**CHALLENGE:** Scan the data below for the string "this". Show every line where it turns up.

**RAW DATA:**
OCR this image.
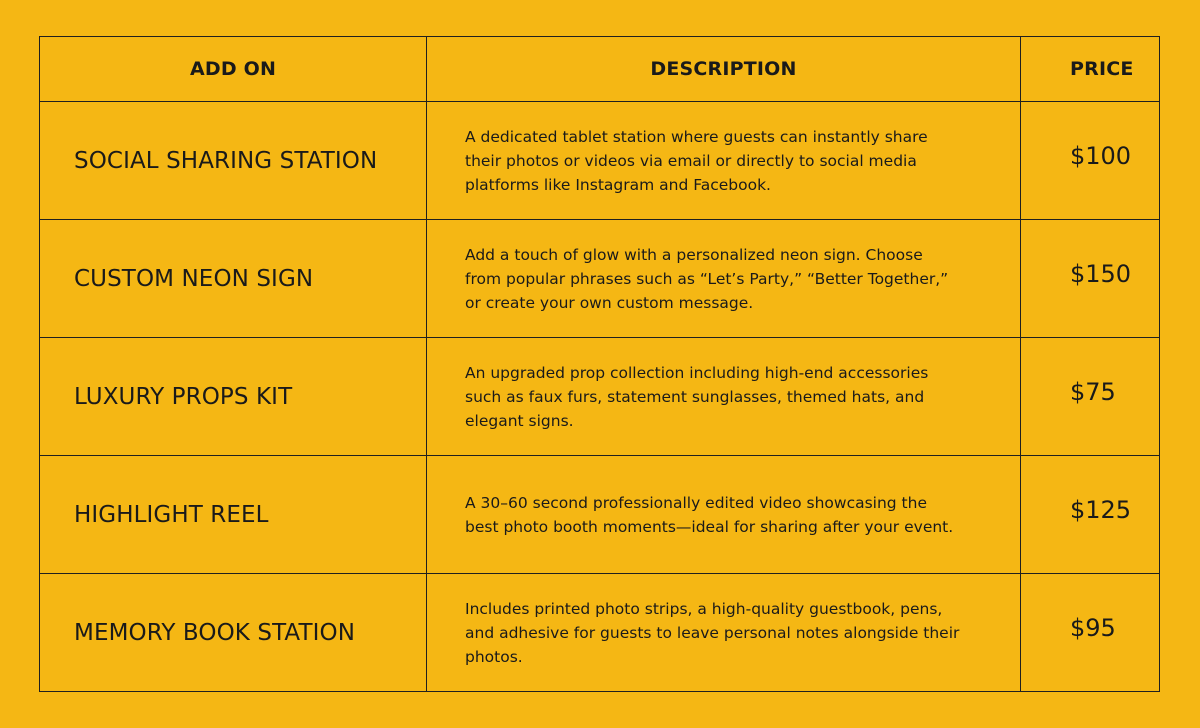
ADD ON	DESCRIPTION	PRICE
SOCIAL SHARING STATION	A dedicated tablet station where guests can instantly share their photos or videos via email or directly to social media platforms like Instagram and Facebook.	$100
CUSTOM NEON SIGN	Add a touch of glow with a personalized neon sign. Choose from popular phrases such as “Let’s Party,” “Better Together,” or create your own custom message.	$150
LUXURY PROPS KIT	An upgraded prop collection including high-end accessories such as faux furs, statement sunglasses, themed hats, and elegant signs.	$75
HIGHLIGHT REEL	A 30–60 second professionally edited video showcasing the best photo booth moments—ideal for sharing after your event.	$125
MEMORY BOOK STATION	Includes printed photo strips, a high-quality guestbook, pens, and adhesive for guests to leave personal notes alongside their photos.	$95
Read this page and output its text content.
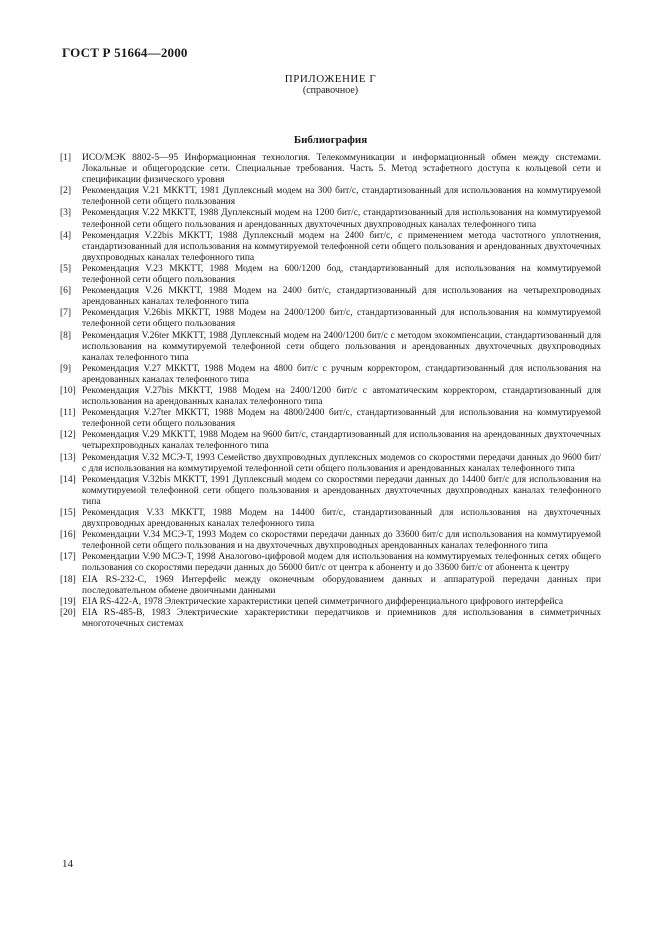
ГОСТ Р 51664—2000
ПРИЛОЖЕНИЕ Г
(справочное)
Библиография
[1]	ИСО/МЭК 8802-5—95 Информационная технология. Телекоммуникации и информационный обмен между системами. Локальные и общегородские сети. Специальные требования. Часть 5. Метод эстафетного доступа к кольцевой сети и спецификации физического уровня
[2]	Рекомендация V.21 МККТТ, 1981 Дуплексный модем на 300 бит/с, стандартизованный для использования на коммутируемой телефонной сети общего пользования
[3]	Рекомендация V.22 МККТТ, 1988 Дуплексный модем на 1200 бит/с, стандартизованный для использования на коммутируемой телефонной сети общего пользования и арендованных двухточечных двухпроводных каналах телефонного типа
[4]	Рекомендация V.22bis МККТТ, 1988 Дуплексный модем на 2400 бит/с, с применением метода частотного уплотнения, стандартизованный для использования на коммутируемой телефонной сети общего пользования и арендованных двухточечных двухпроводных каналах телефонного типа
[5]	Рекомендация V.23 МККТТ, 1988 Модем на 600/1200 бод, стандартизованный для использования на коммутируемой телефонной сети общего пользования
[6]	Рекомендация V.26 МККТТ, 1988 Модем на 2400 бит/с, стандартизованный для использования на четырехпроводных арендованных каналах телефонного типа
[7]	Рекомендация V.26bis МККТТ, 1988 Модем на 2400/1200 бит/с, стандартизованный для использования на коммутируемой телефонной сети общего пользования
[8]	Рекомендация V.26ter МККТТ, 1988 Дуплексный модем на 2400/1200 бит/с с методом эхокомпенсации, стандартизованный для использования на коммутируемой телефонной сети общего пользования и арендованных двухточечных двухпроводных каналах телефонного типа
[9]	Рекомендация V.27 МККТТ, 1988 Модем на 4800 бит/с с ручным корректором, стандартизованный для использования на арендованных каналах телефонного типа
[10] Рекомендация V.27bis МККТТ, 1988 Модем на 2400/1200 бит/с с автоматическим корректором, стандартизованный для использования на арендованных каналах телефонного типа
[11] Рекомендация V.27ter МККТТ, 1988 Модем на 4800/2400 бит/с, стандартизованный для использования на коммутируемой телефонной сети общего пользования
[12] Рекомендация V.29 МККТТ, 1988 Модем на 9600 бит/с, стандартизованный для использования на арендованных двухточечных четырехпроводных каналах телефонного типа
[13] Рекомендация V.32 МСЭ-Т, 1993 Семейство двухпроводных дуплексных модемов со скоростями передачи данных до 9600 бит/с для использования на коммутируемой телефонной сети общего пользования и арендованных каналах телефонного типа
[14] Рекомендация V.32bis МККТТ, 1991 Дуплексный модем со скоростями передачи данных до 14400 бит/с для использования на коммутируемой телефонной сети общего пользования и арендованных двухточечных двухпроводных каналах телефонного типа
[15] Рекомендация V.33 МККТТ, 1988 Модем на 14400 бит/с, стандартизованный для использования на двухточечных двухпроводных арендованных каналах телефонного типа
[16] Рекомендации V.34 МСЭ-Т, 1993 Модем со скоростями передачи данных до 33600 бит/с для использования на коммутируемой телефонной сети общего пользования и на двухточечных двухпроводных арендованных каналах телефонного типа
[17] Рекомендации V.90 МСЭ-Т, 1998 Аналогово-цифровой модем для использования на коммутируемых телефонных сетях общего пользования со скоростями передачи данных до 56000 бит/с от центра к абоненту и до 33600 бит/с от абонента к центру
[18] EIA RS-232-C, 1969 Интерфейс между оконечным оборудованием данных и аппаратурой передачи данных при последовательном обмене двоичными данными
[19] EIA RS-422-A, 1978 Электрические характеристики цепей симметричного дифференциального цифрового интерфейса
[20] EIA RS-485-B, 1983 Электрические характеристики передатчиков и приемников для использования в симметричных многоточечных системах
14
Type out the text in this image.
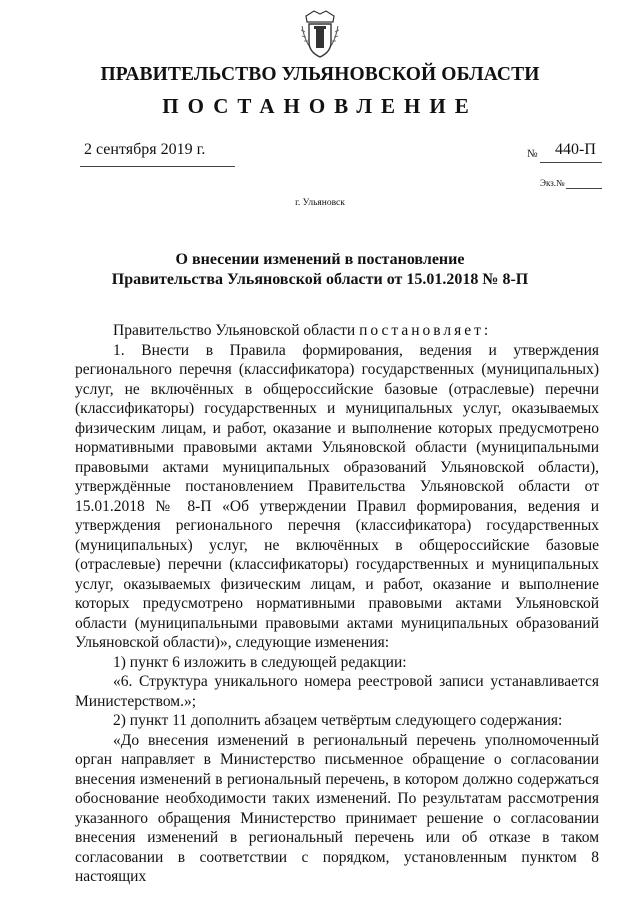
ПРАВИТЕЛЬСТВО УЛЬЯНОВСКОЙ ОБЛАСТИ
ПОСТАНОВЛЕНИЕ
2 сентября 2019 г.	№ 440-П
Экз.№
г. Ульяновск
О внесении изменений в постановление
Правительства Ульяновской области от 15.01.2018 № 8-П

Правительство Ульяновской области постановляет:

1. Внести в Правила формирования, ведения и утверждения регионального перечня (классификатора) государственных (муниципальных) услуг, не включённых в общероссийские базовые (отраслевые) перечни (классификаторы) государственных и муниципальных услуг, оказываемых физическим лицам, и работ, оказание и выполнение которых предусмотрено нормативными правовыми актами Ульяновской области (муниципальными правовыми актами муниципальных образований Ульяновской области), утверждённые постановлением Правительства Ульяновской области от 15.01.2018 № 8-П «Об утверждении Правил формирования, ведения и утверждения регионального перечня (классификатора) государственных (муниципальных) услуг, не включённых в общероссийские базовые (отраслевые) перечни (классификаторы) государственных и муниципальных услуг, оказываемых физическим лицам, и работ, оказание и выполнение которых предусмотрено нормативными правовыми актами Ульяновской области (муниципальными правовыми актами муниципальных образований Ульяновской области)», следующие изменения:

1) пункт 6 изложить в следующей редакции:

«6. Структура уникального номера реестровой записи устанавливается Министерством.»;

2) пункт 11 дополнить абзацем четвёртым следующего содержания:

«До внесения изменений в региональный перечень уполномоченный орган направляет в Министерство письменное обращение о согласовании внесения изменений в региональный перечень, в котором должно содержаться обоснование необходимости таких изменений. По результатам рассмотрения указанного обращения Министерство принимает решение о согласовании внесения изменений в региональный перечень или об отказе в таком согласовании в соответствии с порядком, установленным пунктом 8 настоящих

...

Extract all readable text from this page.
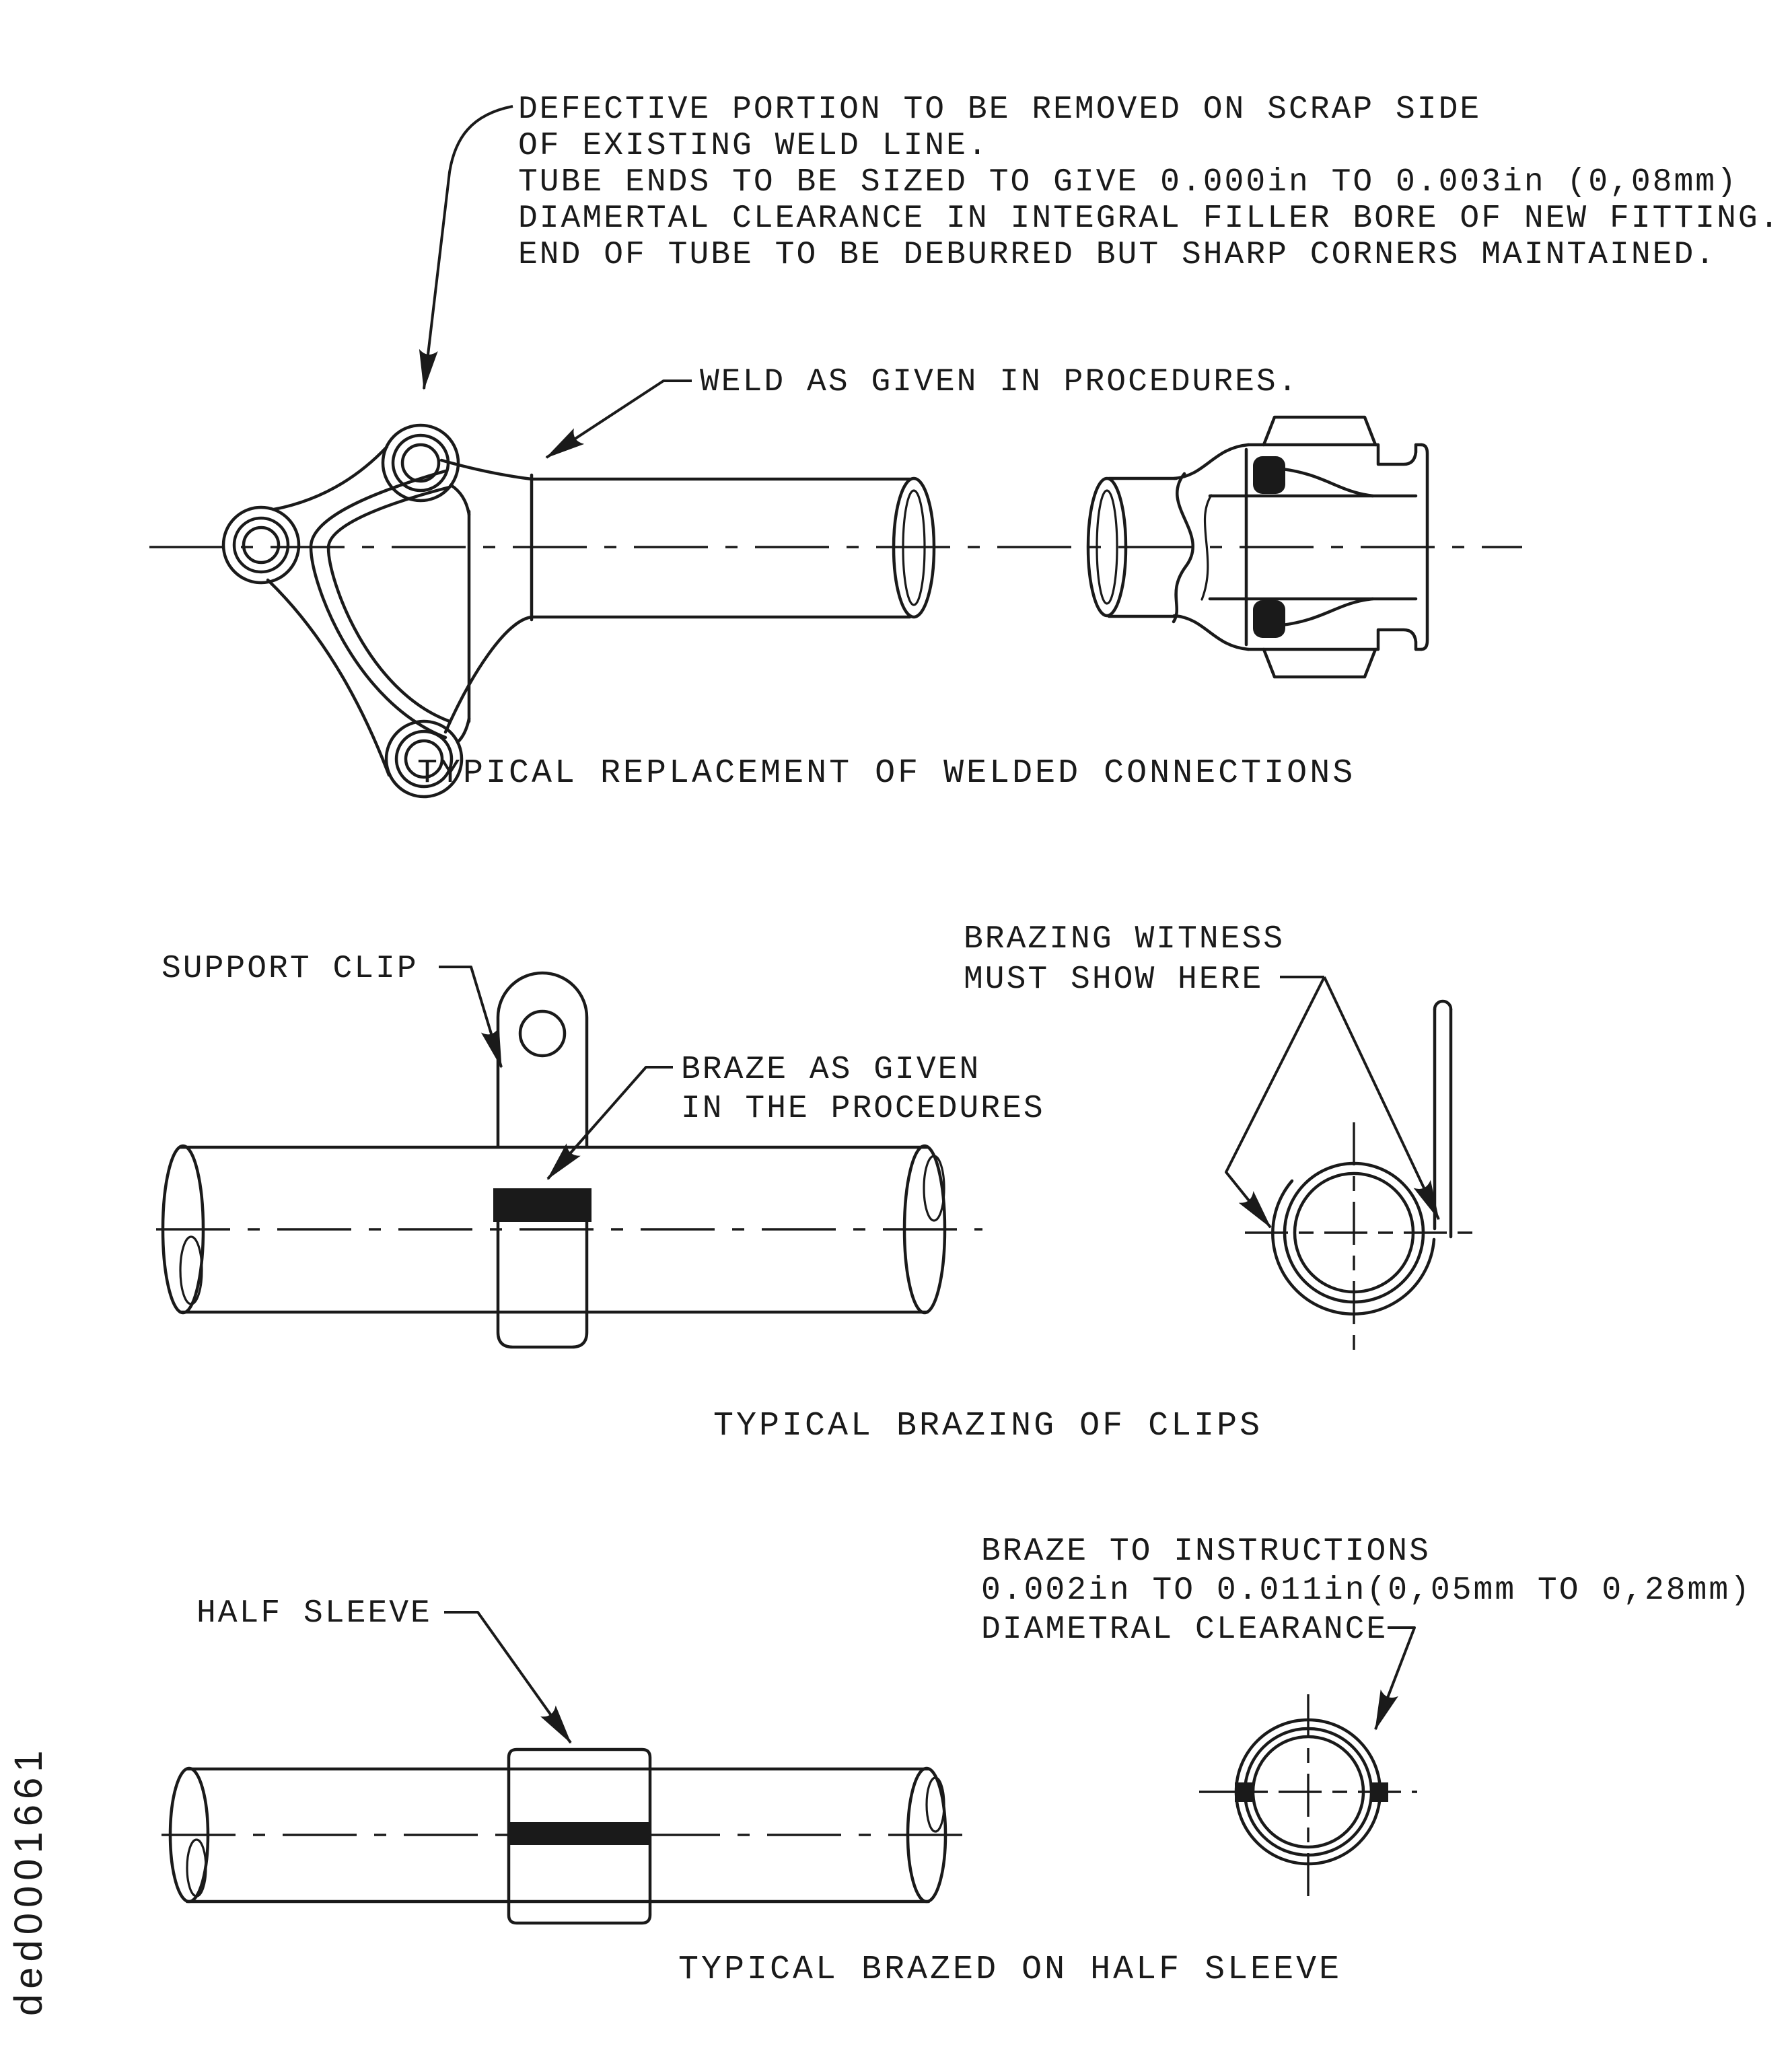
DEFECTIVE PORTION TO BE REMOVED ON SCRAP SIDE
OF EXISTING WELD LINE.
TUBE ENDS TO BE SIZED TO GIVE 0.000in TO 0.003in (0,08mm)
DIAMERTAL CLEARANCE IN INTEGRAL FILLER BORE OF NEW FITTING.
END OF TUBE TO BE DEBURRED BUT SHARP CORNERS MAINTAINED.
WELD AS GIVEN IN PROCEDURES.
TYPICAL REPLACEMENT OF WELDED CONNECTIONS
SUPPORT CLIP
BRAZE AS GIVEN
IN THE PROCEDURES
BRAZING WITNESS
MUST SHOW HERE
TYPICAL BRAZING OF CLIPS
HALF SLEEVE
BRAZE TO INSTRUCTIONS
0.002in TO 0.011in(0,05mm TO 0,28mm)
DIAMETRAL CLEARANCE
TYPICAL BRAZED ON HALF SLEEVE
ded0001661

**PROBLEM SOLUTION:**
OCR this image.
Read this page and output its text content.
Type out the text in this image.
Extract all readable text from this page.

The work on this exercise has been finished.